What you should do: Your job is to restate each entry word for word.

"""

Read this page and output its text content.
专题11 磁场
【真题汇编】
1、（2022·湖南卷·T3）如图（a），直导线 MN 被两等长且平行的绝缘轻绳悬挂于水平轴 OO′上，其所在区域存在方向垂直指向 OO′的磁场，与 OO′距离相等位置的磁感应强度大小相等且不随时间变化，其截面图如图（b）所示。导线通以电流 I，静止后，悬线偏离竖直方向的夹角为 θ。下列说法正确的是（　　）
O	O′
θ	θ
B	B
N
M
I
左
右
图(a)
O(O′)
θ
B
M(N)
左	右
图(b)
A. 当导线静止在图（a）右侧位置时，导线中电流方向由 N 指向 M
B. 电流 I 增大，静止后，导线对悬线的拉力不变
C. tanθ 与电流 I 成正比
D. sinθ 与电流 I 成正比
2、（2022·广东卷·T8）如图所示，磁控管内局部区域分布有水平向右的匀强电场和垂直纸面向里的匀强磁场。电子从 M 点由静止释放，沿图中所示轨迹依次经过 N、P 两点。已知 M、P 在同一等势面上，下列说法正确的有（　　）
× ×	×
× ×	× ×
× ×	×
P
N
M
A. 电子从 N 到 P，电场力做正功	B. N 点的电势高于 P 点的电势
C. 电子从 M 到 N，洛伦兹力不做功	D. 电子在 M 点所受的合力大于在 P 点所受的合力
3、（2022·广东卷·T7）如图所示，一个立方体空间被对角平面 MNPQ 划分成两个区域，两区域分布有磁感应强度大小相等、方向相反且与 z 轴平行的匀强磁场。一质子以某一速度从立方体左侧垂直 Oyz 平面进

"""

Task solution:
Read this page and output its text content.
专题11 磁场
【真题汇编】
1、（2022·湖南卷·T3）如图（a），直导线 MN 被两等长且平行的绝缘轻绳悬挂于水平轴 OO′上，其所在区域存在方向垂直指向 OO′的磁场，与 OO′距离相等位置的磁感应强度大小相等且不随时间变化，其截面图如图（b）所示。导线通以电流 I，静止后，悬线偏离竖直方向的夹角为 θ。下列说法正确的是（　　）
O	O′
θ	θ
B	B
N
M
I
左
右
图(a)
O(O′)
θ
B
M(N)
左	右
图(b)
A. 当导线静止在图（a）右侧位置时，导线中电流方向由 N 指向 M
B. 电流 I 增大，静止后，导线对悬线的拉力不变
C. tanθ 与电流 I 成正比
D. sinθ 与电流 I 成正比
2、（2022·广东卷·T8）如图所示，磁控管内局部区域分布有水平向右的匀强电场和垂直纸面向里的匀强磁场。电子从 M 点由静止释放，沿图中所示轨迹依次经过 N、P 两点。已知 M、P 在同一等势面上，下列说法正确的有（　　）
× ×	×
× ×	× ×
× ×	×
P
N
M
A. 电子从 N 到 P，电场力做正功	B. N 点的电势高于 P 点的电势
C. 电子从 M 到 N，洛伦兹力不做功	D. 电子在 M 点所受的合力大于在 P 点所受的合力
3、（2022·广东卷·T7）如图所示，一个立方体空间被对角平面 MNPQ 划分成两个区域，两区域分布有磁感应强度大小相等、方向相反且与 z 轴平行的匀强磁场。一质子以某一速度从立方体左侧垂直 Oyz 平面进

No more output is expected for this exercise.